Chi ha progettato (e favorito) l’assedio islamista alla città kurda di Kobane?
[8 Ottobre 2014]
Quattordici manifestanti kurdi sono stati uccisi negli scontri con la polizia in Turchia mentre protestavano perché i difensori di Kobane – Ain Al – Arab, la città kurda (la terza per abitanti della Siria) a 10 Km dal confine turco, sono stati lasciati soli a combattere i tagliagole dello Stato Islamico, e Kobane sta per cadere dopo un assedio che dura da più di tre settimane. L’offensiva dello Stato Islamico ha conquistato una settantina di villaggi intorno a Kobane e costretto alla fuga 300.000 persone, 180.000 delle quali sono riuscite a rifugiarsi in Turchia, mentre a Kobane resterebbero ancora migliaia di civili. Se la città cadesse, lo Stato Islamico si assicurerebbe il controllo di una fascia di territorio alla frontiera turca con grosse risorse petrolifere
Secondo l’Osservatorio siriano per i diritti dell’uomo, in questa nuova Guernica mediorientale si starebbe combattendo strada per strada ad est della città, dove i jihadisti si sono impossessati di diversi edifici: Ozgur Amed, un giornalista kurdo vicino alla linea del fronte, ha detto alla Reuters che «I Ypg [Yekîneyên Parastina Gelunités – People’s Defence Units] conducono una fiera resistenza. Il nostro morale si mantiene buono. Abbiano solo paura del deterioramento della situazione umanitaria».

● **ESTRATTO DEI DATI**:
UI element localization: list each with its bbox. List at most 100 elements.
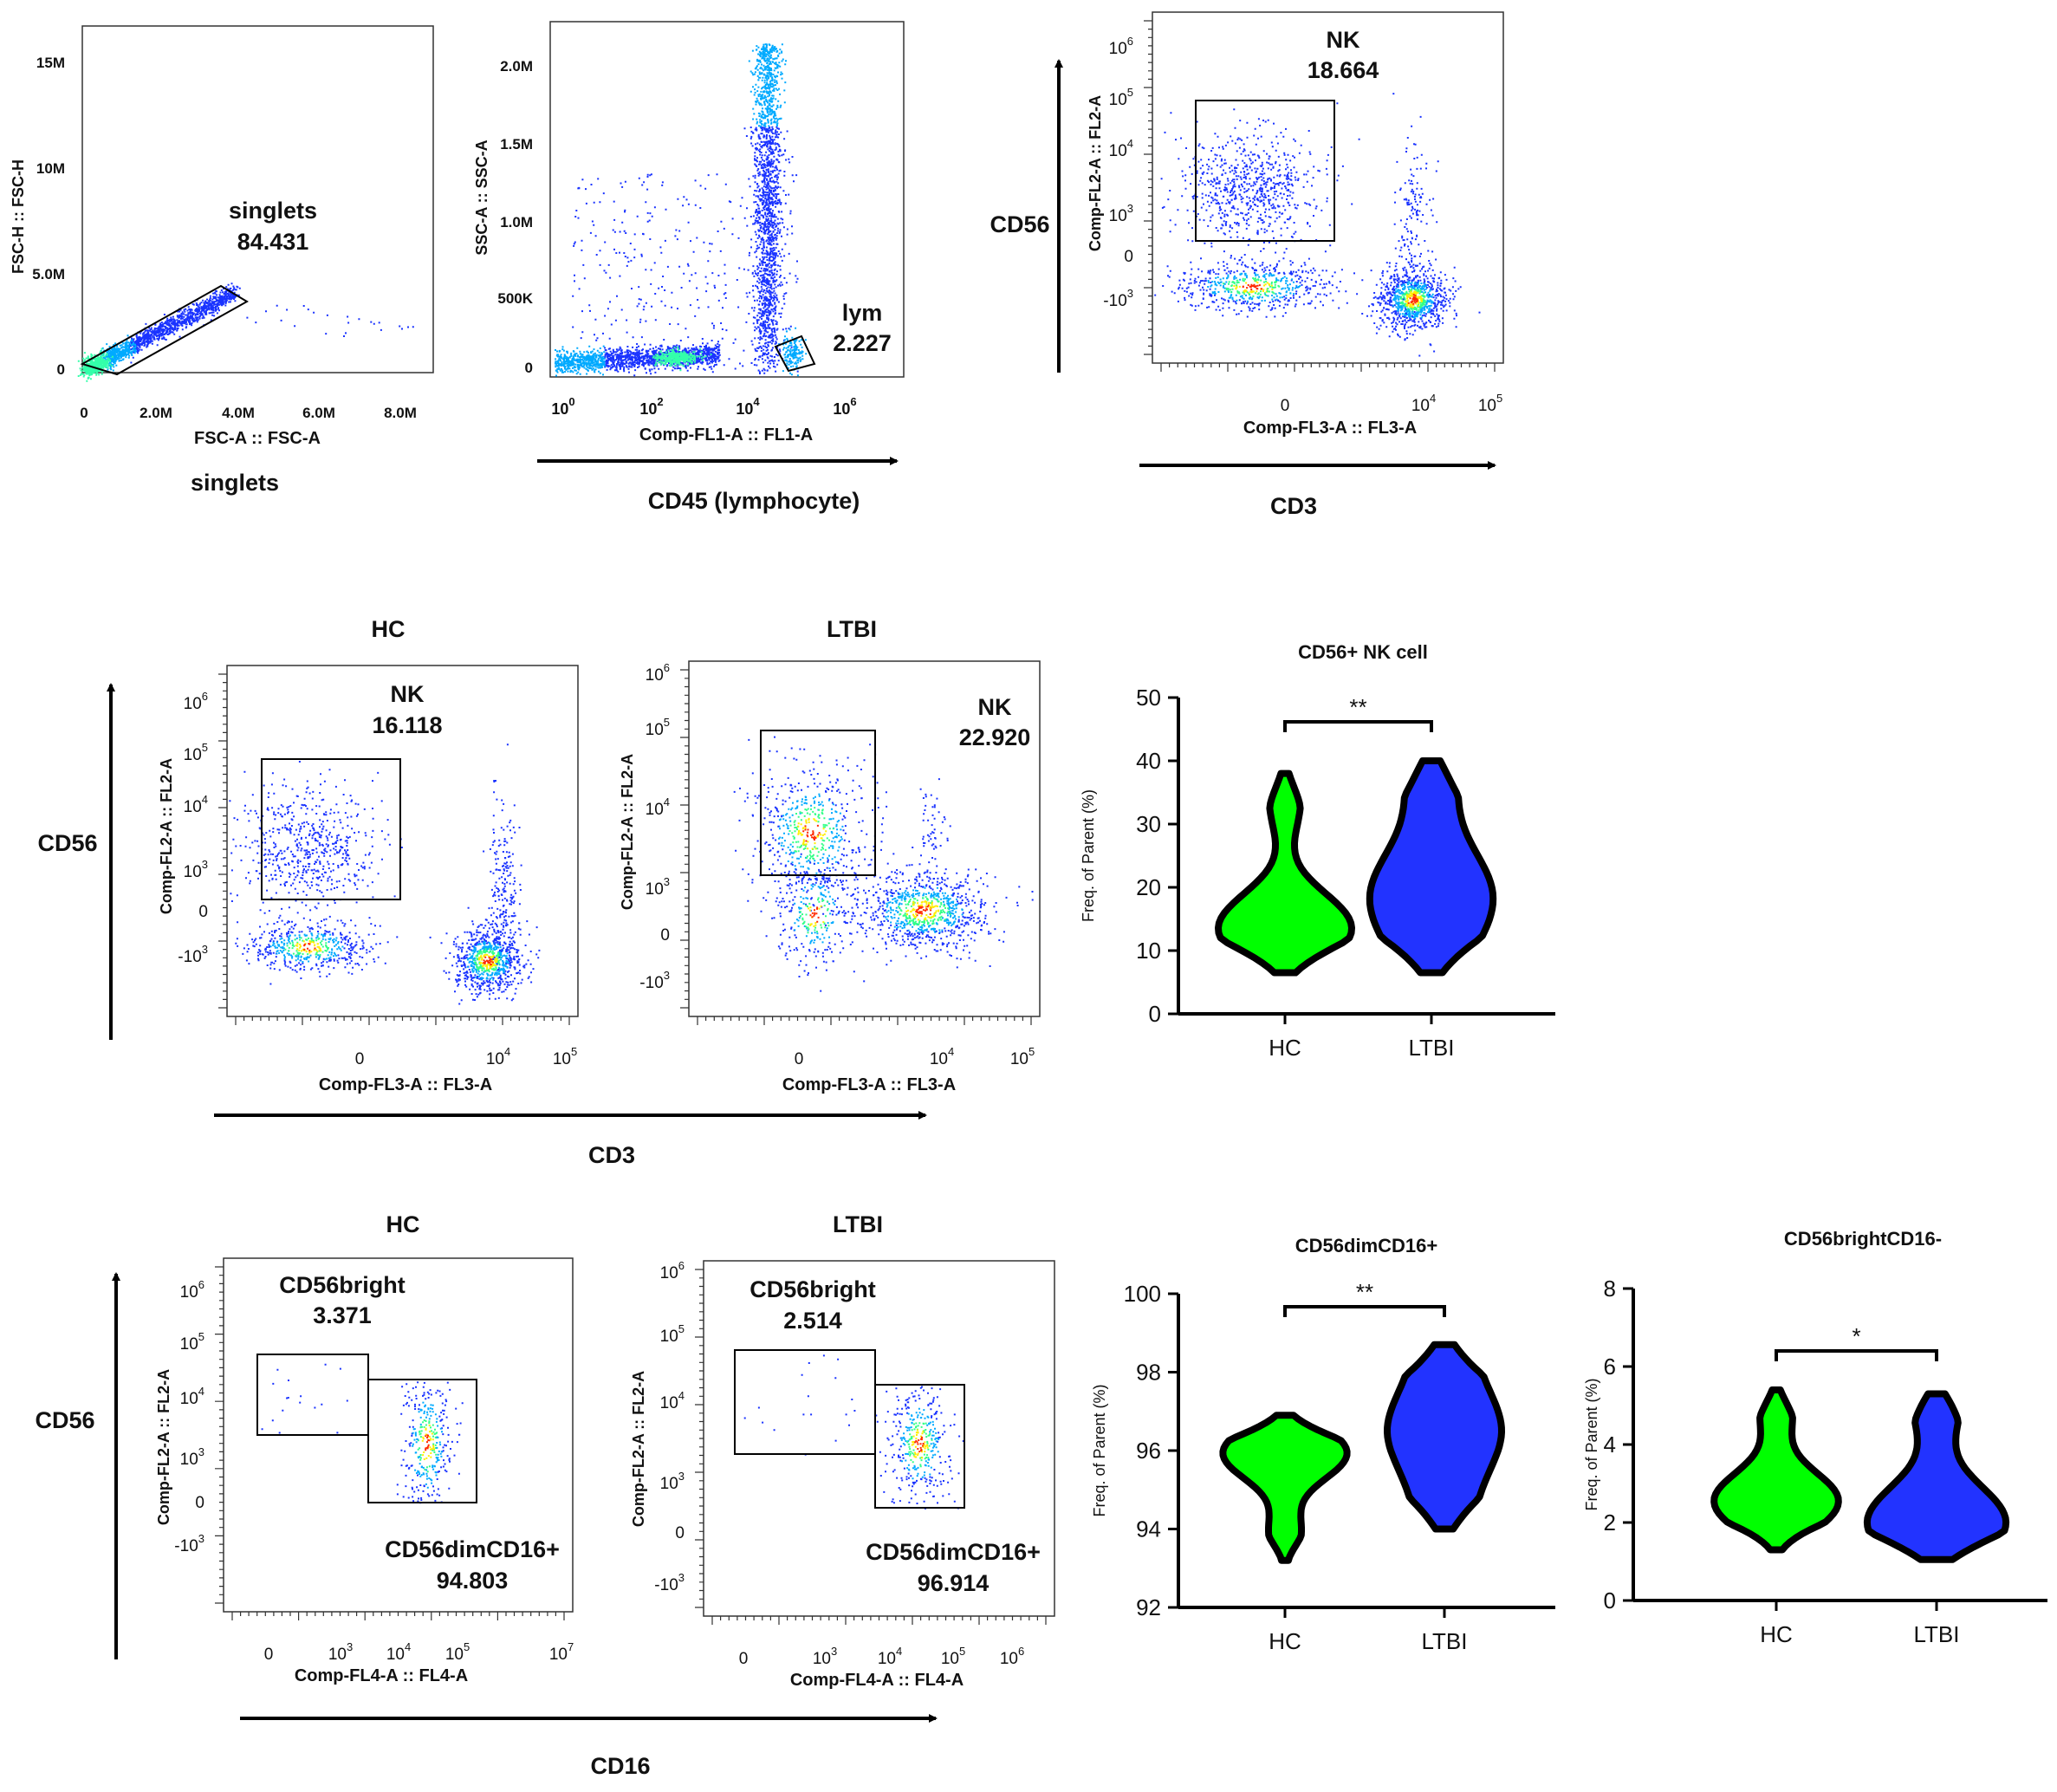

● **CONSEGNA**:
Prosegui l'articolo sull'assedio di Kobane, ripartendo subito dopo l'ultima frase riportata.

● **RISULTATO FINALE**:
Nel suo ultimo comunicato stampa il comando dell’Ypg fa il punto sugli scontri a Kobane, l’autodichiarata capitale del Rojava, come i kurdi chiamano il Kurdistan Occidentale siriano. Secondo l’Ypg «Le bande dell’Isis continuano a subire pesanti perdite nonostante l’uso di avanzate armi pesanti nei loro intensi attacchi che hanno pres di mira la città negli ultimi 22 giorni». Ma anche l’ufficio stampa del Ypg ammette che gli scontri si sono intensificati nei quartieri di Botran e Megtel e sulla collina di Mistenur, (località che fonti occidentali danno già per conquistate dalle milizie islamiste, ndr) e nella regione di Kaniya Kudan, a nord est di Kobane.
I combattenti kurdi dicono di aver «inflitto un duro colpo alle bande che hanno lanciato attacchi pesanti da tre lati, con l’obiettivo di entrare in città sotto un intenso bombardamento». Un attacco lanciato dai jihadisti nella regione Kaniya Kurdan sarebbe stato respinto, mentre ormai a Kobane «il combattimento corpo a corpo continua in tutti i settori dato che le bande dall’Isis stanno lanciando attacchi mirati contro il centro della città con carri armati e cannoni». Le forze Ypg dicono di aver «distrutto due veicoli dell’Isis, con molti militanti all’interno, nell’ambito di un incursione effettuata dietro la collina di Miştenur» e nell’area di Miştenur i kurdi avrebbero distrutto anche un deposito di carburante dell’Isis. Se le vittime tra i kurdi sarebbero almeno 400, nelle ultime 24 ore l’Ypg dice di aver eliminato almeno 67 miliziani delle bande islamiste.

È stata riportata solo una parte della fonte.